■ PASSAGE SHOWN:

Teleportation has been one of my childhood dreams that I still hope will come true someday. Wouldn't it be amazing? Imagine going anywhere in the world, sending packages, or buying items online, all in the blink of an eye. Our lives would be much more exciting and faster. Just like how advancements in Information Technology have transformed the way we communicate.

1971 - Ray Tomlinson, of BBN, sent the first message across the network in 1971, initiating the use of the "@" sign to separate the names of the user and the user's machine. He sent a message from one Digital Equipment Corporation PDP-10 computer to another PDP-10. The two machines were placed next to each other. -- Wikipedia

Today, Information Technology is evolving so rapidly that we can see someone eating a burger on the other side of the world in near real-time. Teleporting information from one place to another in near real-time seemed impossible many years ago, but now, we live in that reality. We are living the dream people had many years ago.

In this blog post, I'm not going to talk about Physical Teleportation like in science fiction movies. That's still a science fiction dream. Instead, with the same excitement, I'm going to talk about "Quantum Teleportation," which is about teleporting quantum information in quantum computing.

## No-Cloning Theory

In Classical Computing, teleporting information doesn’t seem like much of a problem, right? That's true, but quantum computing works a bit differently when it comes to teleporting information. We can think of teleportation as the act of moving information from one place to another without losing anything.

In Quantum Computing, there's a theorem that makes cloning states impossible, unlike in Classical Computing.

■ INFORMATION SUPPLIED:
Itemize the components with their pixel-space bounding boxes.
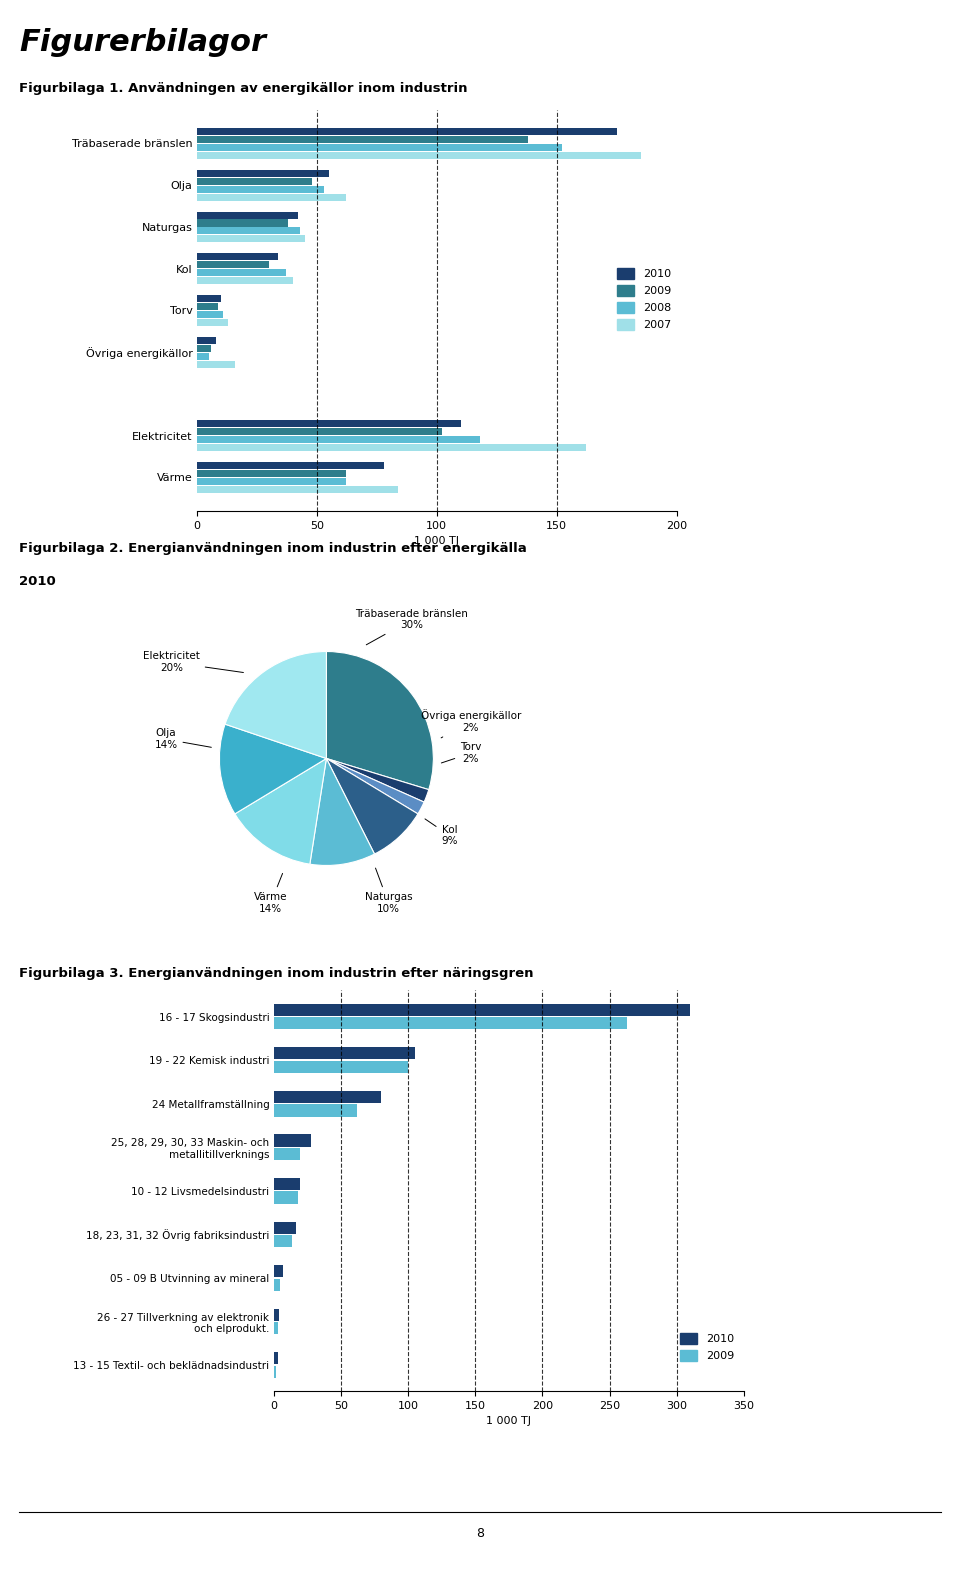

--

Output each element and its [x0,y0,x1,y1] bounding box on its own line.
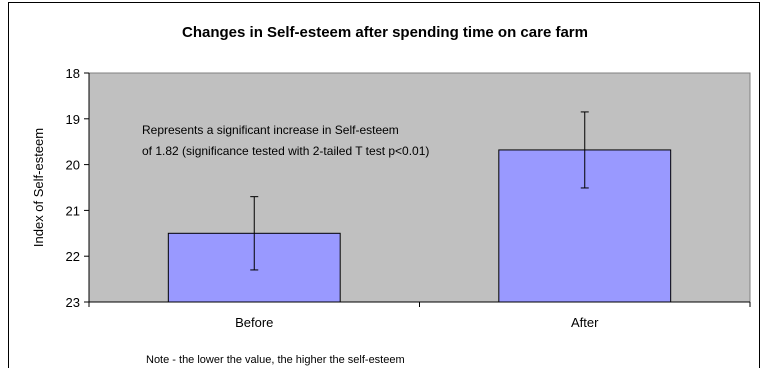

■ WRITTEN PROBLEM 1:
Return the passage of the quantum teleportation text starting at "## No-Cloning Theory" and ending at "without losing anything.", copied word for word.
■ WRITTEN PROBLEM 2:
Resume the quantum teleportation text from the point where it stops.
The data is not required for any of the tasks.

■ WRITTEN ANSWER 1:
## No-Cloning Theory

In Classical Computing, teleporting information doesn’t seem like much of a problem, right? That's true, but quantum computing works a bit differently when it comes to teleporting information. We can think of teleportation as the act of moving information from one place to another without losing anything.

■ WRITTEN ANSWER 2:
In physics, the no-cloning theorem states that it is impossible to create an independent and identical copy of an arbitrary unknown quantum state, a statement which has profound implications in the field of quantum computing among others. -- Wikipedia

The no-cloning theorem states that it is impossible to create an exact copy of an arbitrary unknown quantum state. Mathematically, there is no **unitary operation** that can take an arbitrary quantum state $\ket{\psi}$ and produce two copies of it $\ket{\psi} \otimes \ket{\psi}$. This fundamental principle arises because copying a quantum state exactly would require measuring it, which would collapse the state due to the observer effect, thereby destroying the original quantum information.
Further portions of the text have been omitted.